## [TASK TO CARRY OUT]
Quote the listing below in full and exactly as written, but omit every picture.
** begin DATASET ROWS **
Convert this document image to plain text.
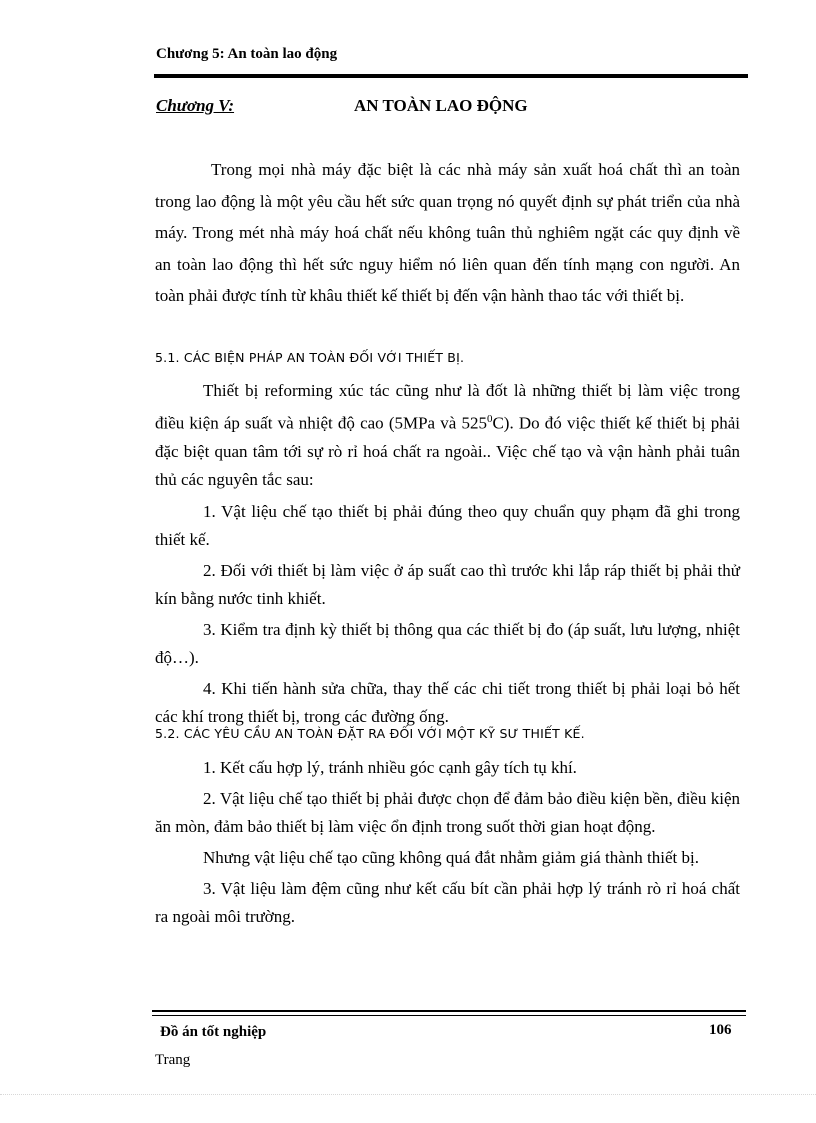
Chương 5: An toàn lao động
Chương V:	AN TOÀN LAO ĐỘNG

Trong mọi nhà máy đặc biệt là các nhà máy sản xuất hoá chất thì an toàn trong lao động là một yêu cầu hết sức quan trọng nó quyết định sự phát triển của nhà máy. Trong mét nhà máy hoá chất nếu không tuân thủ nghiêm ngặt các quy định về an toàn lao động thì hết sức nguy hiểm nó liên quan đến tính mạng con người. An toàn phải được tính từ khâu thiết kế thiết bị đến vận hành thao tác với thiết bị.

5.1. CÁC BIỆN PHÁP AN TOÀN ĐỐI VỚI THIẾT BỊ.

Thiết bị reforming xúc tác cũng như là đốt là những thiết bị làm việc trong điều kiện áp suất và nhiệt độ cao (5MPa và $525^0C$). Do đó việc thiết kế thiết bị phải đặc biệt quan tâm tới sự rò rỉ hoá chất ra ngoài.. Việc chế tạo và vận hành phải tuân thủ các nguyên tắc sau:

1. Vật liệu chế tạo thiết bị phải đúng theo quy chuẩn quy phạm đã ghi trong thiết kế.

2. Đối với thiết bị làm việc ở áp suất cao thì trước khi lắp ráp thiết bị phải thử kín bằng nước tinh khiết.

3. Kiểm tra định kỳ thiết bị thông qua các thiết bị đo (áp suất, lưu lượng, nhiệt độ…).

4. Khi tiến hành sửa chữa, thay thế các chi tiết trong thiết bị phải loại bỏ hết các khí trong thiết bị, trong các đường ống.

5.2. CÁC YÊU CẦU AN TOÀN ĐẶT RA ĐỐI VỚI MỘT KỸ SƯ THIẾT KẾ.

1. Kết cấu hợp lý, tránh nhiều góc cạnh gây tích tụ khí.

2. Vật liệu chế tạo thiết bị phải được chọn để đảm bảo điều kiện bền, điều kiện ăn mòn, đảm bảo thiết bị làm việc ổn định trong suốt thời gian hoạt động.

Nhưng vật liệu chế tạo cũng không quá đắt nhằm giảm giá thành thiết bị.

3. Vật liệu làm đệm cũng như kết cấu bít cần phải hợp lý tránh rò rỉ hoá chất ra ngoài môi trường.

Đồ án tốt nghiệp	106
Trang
** end DATASET ROWS **
## [WRITTEN RESPONSE]
Convert this document image to plain text.
Chương 5: An toàn lao động
Chương V:	AN TOÀN LAO ĐỘNG

Trong mọi nhà máy đặc biệt là các nhà máy sản xuất hoá chất thì an toàn trong lao động là một yêu cầu hết sức quan trọng nó quyết định sự phát triển của nhà máy. Trong mét nhà máy hoá chất nếu không tuân thủ nghiêm ngặt các quy định về an toàn lao động thì hết sức nguy hiểm nó liên quan đến tính mạng con người. An toàn phải được tính từ khâu thiết kế thiết bị đến vận hành thao tác với thiết bị.

5.1. CÁC BIỆN PHÁP AN TOÀN ĐỐI VỚI THIẾT BỊ.

Thiết bị reforming xúc tác cũng như là đốt là những thiết bị làm việc trong điều kiện áp suất và nhiệt độ cao (5MPa và $525^0C$). Do đó việc thiết kế thiết bị phải đặc biệt quan tâm tới sự rò rỉ hoá chất ra ngoài.. Việc chế tạo và vận hành phải tuân thủ các nguyên tắc sau:

1. Vật liệu chế tạo thiết bị phải đúng theo quy chuẩn quy phạm đã ghi trong thiết kế.

2. Đối với thiết bị làm việc ở áp suất cao thì trước khi lắp ráp thiết bị phải thử kín bằng nước tinh khiết.

3. Kiểm tra định kỳ thiết bị thông qua các thiết bị đo (áp suất, lưu lượng, nhiệt độ…).

4. Khi tiến hành sửa chữa, thay thế các chi tiết trong thiết bị phải loại bỏ hết các khí trong thiết bị, trong các đường ống.

5.2. CÁC YÊU CẦU AN TOÀN ĐẶT RA ĐỐI VỚI MỘT KỸ SƯ THIẾT KẾ.

1. Kết cấu hợp lý, tránh nhiều góc cạnh gây tích tụ khí.

2. Vật liệu chế tạo thiết bị phải được chọn để đảm bảo điều kiện bền, điều kiện ăn mòn, đảm bảo thiết bị làm việc ổn định trong suốt thời gian hoạt động.

Nhưng vật liệu chế tạo cũng không quá đắt nhằm giảm giá thành thiết bị.

3. Vật liệu làm đệm cũng như kết cấu bít cần phải hợp lý tránh rò rỉ hoá chất ra ngoài môi trường.

Đồ án tốt nghiệp	106
Trang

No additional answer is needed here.